* Directions
Write out the whole listing, matching it exactly.

* Dataset records

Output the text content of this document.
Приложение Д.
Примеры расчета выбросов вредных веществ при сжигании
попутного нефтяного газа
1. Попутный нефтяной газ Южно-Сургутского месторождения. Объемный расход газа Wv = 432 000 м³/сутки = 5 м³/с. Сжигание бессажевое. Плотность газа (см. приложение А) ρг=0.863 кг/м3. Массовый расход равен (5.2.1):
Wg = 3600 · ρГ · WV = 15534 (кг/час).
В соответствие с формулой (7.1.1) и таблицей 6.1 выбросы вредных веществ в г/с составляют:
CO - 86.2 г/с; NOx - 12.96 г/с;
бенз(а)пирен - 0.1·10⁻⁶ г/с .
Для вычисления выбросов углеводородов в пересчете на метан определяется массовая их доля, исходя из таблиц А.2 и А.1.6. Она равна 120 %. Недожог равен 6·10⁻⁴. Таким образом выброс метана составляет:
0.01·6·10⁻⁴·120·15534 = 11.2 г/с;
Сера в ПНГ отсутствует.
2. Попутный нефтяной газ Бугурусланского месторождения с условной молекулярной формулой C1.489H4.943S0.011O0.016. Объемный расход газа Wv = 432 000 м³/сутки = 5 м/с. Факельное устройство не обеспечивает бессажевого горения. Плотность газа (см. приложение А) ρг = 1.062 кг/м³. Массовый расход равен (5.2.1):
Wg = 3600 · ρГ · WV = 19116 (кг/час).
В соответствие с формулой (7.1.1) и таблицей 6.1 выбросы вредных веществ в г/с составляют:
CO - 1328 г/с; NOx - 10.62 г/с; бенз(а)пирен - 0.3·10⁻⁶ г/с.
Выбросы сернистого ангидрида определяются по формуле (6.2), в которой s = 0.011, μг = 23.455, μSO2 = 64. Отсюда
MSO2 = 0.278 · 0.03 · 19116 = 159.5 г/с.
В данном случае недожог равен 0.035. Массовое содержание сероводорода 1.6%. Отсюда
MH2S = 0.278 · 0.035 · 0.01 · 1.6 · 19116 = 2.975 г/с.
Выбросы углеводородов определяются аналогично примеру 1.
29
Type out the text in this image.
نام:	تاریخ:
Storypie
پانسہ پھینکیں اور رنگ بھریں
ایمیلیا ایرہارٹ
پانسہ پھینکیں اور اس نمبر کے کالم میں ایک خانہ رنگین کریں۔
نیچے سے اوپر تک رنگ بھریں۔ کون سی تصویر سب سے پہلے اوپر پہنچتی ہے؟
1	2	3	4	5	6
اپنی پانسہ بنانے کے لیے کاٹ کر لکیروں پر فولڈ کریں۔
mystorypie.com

* Finished exercise
Output the text content of this document.
Приложение Д.
Примеры расчета выбросов вредных веществ при сжигании
попутного нефтяного газа
1. Попутный нефтяной газ Южно-Сургутского месторождения. Объемный расход газа Wv = 432 000 м³/сутки = 5 м³/с. Сжигание бессажевое. Плотность газа (см. приложение А) ρг=0.863 кг/м3. Массовый расход равен (5.2.1):
Wg = 3600 · ρГ · WV = 15534 (кг/час).
В соответствие с формулой (7.1.1) и таблицей 6.1 выбросы вредных веществ в г/с составляют:
CO - 86.2 г/с; NOx - 12.96 г/с;
бенз(а)пирен - 0.1·10⁻⁶ г/с .
Для вычисления выбросов углеводородов в пересчете на метан определяется массовая их доля, исходя из таблиц А.2 и А.1.6. Она равна 120 %. Недожог равен 6·10⁻⁴. Таким образом выброс метана составляет:
0.01·6·10⁻⁴·120·15534 = 11.2 г/с;
Сера в ПНГ отсутствует.
2. Попутный нефтяной газ Бугурусланского месторождения с условной молекулярной формулой C1.489H4.943S0.011O0.016. Объемный расход газа Wv = 432 000 м³/сутки = 5 м/с. Факельное устройство не обеспечивает бессажевого горения. Плотность газа (см. приложение А) ρг = 1.062 кг/м³. Массовый расход равен (5.2.1):
Wg = 3600 · ρГ · WV = 19116 (кг/час).
В соответствие с формулой (7.1.1) и таблицей 6.1 выбросы вредных веществ в г/с составляют:
CO - 1328 г/с; NOx - 10.62 г/с; бенз(а)пирен - 0.3·10⁻⁶ г/с.
Выбросы сернистого ангидрида определяются по формуле (6.2), в которой s = 0.011, μг = 23.455, μSO2 = 64. Отсюда
MSO2 = 0.278 · 0.03 · 19116 = 159.5 г/с.
В данном случае недожог равен 0.035. Массовое содержание сероводорода 1.6%. Отсюда
MH2S = 0.278 · 0.035 · 0.01 · 1.6 · 19116 = 2.975 г/с.
Выбросы углеводородов определяются аналогично примеру 1.
29
Type out the text in this image.
نام:	تاریخ:
Storypie
پانسہ پھینکیں اور رنگ بھریں
ایمیلیا ایرہارٹ
پانسہ پھینکیں اور اس نمبر کے کالم میں ایک خانہ رنگین کریں۔
نیچے سے اوپر تک رنگ بھریں۔ کون سی تصویر سب سے پہلے اوپر پہنچتی ہے؟
1	2	3	4	5	6
اپنی پانسہ بنانے کے لیے کاٹ کر لکیروں پر فولڈ کریں۔
mystorypie.com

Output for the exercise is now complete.